→ **MATERIAL FOR THIS TASK**:

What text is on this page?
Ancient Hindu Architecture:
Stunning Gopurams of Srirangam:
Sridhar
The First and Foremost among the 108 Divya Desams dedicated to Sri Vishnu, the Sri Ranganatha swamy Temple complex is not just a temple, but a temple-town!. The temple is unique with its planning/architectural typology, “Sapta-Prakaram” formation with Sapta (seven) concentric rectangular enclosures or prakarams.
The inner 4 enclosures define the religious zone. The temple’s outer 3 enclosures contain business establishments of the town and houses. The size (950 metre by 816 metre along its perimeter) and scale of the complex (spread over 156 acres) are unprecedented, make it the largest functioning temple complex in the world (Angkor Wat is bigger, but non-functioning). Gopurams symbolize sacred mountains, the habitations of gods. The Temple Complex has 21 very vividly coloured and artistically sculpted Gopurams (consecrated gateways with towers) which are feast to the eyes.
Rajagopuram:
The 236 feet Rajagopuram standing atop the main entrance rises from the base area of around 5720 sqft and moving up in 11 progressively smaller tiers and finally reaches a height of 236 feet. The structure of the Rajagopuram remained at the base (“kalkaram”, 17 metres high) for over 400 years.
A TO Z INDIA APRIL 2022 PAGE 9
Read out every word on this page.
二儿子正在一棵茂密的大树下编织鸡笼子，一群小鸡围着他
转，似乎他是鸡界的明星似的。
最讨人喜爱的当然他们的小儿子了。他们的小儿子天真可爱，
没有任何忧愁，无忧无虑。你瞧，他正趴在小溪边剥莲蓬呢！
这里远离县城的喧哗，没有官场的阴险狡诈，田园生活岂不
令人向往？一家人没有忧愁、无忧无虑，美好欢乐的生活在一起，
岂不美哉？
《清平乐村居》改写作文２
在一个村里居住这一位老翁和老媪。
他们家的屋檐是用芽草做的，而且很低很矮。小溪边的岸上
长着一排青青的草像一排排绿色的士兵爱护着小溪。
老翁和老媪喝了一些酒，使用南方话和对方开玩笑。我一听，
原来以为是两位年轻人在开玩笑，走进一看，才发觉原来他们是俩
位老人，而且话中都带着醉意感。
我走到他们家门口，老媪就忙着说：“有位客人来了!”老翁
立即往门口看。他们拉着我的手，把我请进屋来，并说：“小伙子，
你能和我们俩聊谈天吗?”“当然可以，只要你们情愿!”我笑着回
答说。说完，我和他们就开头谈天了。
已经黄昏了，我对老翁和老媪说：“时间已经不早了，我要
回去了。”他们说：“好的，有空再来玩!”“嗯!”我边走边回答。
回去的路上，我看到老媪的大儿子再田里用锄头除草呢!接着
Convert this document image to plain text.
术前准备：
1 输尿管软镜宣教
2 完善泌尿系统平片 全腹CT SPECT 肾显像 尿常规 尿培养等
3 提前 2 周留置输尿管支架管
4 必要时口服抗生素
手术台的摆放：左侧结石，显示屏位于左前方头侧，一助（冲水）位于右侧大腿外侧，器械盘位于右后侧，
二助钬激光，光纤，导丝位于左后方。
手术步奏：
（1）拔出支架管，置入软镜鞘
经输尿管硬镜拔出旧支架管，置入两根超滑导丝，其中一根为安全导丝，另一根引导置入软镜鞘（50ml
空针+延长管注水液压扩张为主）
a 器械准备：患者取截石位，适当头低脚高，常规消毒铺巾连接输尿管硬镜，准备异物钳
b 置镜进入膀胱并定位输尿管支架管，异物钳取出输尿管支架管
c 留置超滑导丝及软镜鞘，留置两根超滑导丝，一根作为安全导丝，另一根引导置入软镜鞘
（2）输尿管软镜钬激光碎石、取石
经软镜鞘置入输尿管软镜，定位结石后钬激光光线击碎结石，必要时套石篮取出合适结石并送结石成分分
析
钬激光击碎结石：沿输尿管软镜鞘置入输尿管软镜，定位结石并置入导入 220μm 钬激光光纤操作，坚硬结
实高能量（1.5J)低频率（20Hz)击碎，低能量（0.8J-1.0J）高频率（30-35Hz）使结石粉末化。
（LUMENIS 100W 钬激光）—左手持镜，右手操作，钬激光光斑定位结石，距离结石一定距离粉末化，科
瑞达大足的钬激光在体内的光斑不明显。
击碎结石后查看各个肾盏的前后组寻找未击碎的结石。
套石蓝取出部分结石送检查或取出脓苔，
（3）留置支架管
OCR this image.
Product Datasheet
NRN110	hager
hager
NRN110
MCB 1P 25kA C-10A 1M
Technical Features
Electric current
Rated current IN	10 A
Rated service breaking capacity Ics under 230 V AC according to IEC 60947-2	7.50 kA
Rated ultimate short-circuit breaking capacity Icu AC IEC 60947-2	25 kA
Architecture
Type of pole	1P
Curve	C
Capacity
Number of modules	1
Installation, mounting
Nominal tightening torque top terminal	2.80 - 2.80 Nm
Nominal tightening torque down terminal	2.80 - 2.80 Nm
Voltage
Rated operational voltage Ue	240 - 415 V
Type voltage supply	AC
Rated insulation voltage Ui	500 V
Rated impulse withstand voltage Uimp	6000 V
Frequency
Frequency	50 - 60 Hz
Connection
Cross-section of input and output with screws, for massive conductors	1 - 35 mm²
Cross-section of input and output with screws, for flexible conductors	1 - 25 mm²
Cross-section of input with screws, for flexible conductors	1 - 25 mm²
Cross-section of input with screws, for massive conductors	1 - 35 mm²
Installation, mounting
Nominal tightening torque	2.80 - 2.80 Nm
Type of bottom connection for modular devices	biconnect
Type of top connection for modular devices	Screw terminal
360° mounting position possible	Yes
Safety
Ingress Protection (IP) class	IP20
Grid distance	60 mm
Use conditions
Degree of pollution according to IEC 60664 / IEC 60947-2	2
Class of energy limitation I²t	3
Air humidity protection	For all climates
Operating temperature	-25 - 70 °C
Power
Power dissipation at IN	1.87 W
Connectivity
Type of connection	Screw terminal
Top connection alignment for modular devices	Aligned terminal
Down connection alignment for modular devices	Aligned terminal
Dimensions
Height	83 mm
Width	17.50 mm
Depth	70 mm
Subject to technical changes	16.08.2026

→ **GOAL**: Repeat each record exactly. Omit nothing.

→ **TASK RESULT**:
What text is on this page?
Ancient Hindu Architecture:
Stunning Gopurams of Srirangam:
Sridhar
The First and Foremost among the 108 Divya Desams dedicated to Sri Vishnu, the Sri Ranganatha swamy Temple complex is not just a temple, but a temple-town!. The temple is unique with its planning/architectural typology, “Sapta-Prakaram” formation with Sapta (seven) concentric rectangular enclosures or prakarams.
The inner 4 enclosures define the religious zone. The temple’s outer 3 enclosures contain business establishments of the town and houses. The size (950 metre by 816 metre along its perimeter) and scale of the complex (spread over 156 acres) are unprecedented, make it the largest functioning temple complex in the world (Angkor Wat is bigger, but non-functioning). Gopurams symbolize sacred mountains, the habitations of gods. The Temple Complex has 21 very vividly coloured and artistically sculpted Gopurams (consecrated gateways with towers) which are feast to the eyes.
Rajagopuram:
The 236 feet Rajagopuram standing atop the main entrance rises from the base area of around 5720 sqft and moving up in 11 progressively smaller tiers and finally reaches a height of 236 feet. The structure of the Rajagopuram remained at the base (“kalkaram”, 17 metres high) for over 400 years.
A TO Z INDIA APRIL 2022 PAGE 9
Read out every word on this page.
二儿子正在一棵茂密的大树下编织鸡笼子，一群小鸡围着他
转，似乎他是鸡界的明星似的。
最讨人喜爱的当然他们的小儿子了。他们的小儿子天真可爱，
没有任何忧愁，无忧无虑。你瞧，他正趴在小溪边剥莲蓬呢！
这里远离县城的喧哗，没有官场的阴险狡诈，田园生活岂不
令人向往？一家人没有忧愁、无忧无虑，美好欢乐的生活在一起，
岂不美哉？
《清平乐村居》改写作文２
在一个村里居住这一位老翁和老媪。
他们家的屋檐是用芽草做的，而且很低很矮。小溪边的岸上
长着一排青青的草像一排排绿色的士兵爱护着小溪。
老翁和老媪喝了一些酒，使用南方话和对方开玩笑。我一听，
原来以为是两位年轻人在开玩笑，走进一看，才发觉原来他们是俩
位老人，而且话中都带着醉意感。
我走到他们家门口，老媪就忙着说：“有位客人来了!”老翁
立即往门口看。他们拉着我的手，把我请进屋来，并说：“小伙子，
你能和我们俩聊谈天吗?”“当然可以，只要你们情愿!”我笑着回
答说。说完，我和他们就开头谈天了。
已经黄昏了，我对老翁和老媪说：“时间已经不早了，我要
回去了。”他们说：“好的，有空再来玩!”“嗯!”我边走边回答。
回去的路上，我看到老媪的大儿子再田里用锄头除草呢!接着
Convert this document image to plain text.
术前准备：
1 输尿管软镜宣教
2 完善泌尿系统平片 全腹CT SPECT 肾显像 尿常规 尿培养等
3 提前 2 周留置输尿管支架管
4 必要时口服抗生素
手术台的摆放：左侧结石，显示屏位于左前方头侧，一助（冲水）位于右侧大腿外侧，器械盘位于右后侧，
二助钬激光，光纤，导丝位于左后方。
手术步奏：
（1）拔出支架管，置入软镜鞘
经输尿管硬镜拔出旧支架管，置入两根超滑导丝，其中一根为安全导丝，另一根引导置入软镜鞘（50ml
空针+延长管注水液压扩张为主）
a 器械准备：患者取截石位，适当头低脚高，常规消毒铺巾连接输尿管硬镜，准备异物钳
b 置镜进入膀胱并定位输尿管支架管，异物钳取出输尿管支架管
c 留置超滑导丝及软镜鞘，留置两根超滑导丝，一根作为安全导丝，另一根引导置入软镜鞘
（2）输尿管软镜钬激光碎石、取石
经软镜鞘置入输尿管软镜，定位结石后钬激光光线击碎结石，必要时套石篮取出合适结石并送结石成分分
析
钬激光击碎结石：沿输尿管软镜鞘置入输尿管软镜，定位结石并置入导入 220μm 钬激光光纤操作，坚硬结
实高能量（1.5J)低频率（20Hz)击碎，低能量（0.8J-1.0J）高频率（30-35Hz）使结石粉末化。
（LUMENIS 100W 钬激光）—左手持镜，右手操作，钬激光光斑定位结石，距离结石一定距离粉末化，科
瑞达大足的钬激光在体内的光斑不明显。
击碎结石后查看各个肾盏的前后组寻找未击碎的结石。
套石蓝取出部分结石送检查或取出脓苔，
（3）留置支架管
OCR this image.
Product Datasheet
NRN110	hager
hager
NRN110
MCB 1P 25kA C-10A 1M
Technical Features
Electric current
Rated current IN	10 A
Rated service breaking capacity Ics under 230 V AC according to IEC 60947-2	7.50 kA
Rated ultimate short-circuit breaking capacity Icu AC IEC 60947-2	25 kA
Architecture
Type of pole	1P
Curve	C
Capacity
Number of modules	1
Installation, mounting
Nominal tightening torque top terminal	2.80 - 2.80 Nm
Nominal tightening torque down terminal	2.80 - 2.80 Nm
Voltage
Rated operational voltage Ue	240 - 415 V
Type voltage supply	AC
Rated insulation voltage Ui	500 V
Rated impulse withstand voltage Uimp	6000 V
Frequency
Frequency	50 - 60 Hz
Connection
Cross-section of input and output with screws, for massive conductors	1 - 35 mm²
Cross-section of input and output with screws, for flexible conductors	1 - 25 mm²
Cross-section of input with screws, for flexible conductors	1 - 25 mm²
Cross-section of input with screws, for massive conductors	1 - 35 mm²
Installation, mounting
Nominal tightening torque	2.80 - 2.80 Nm
Type of bottom connection for modular devices	biconnect
Type of top connection for modular devices	Screw terminal
360° mounting position possible	Yes
Safety
Ingress Protection (IP) class	IP20
Grid distance	60 mm
Use conditions
Degree of pollution according to IEC 60664 / IEC 60947-2	2
Class of energy limitation I²t	3
Air humidity protection	For all climates
Operating temperature	-25 - 70 °C
Power
Power dissipation at IN	1.87 W
Connectivity
Type of connection	Screw terminal
Top connection alignment for modular devices	Aligned terminal
Down connection alignment for modular devices	Aligned terminal
Dimensions
Height	83 mm
Width	17.50 mm
Depth	70 mm
Subject to technical changes	16.08.2026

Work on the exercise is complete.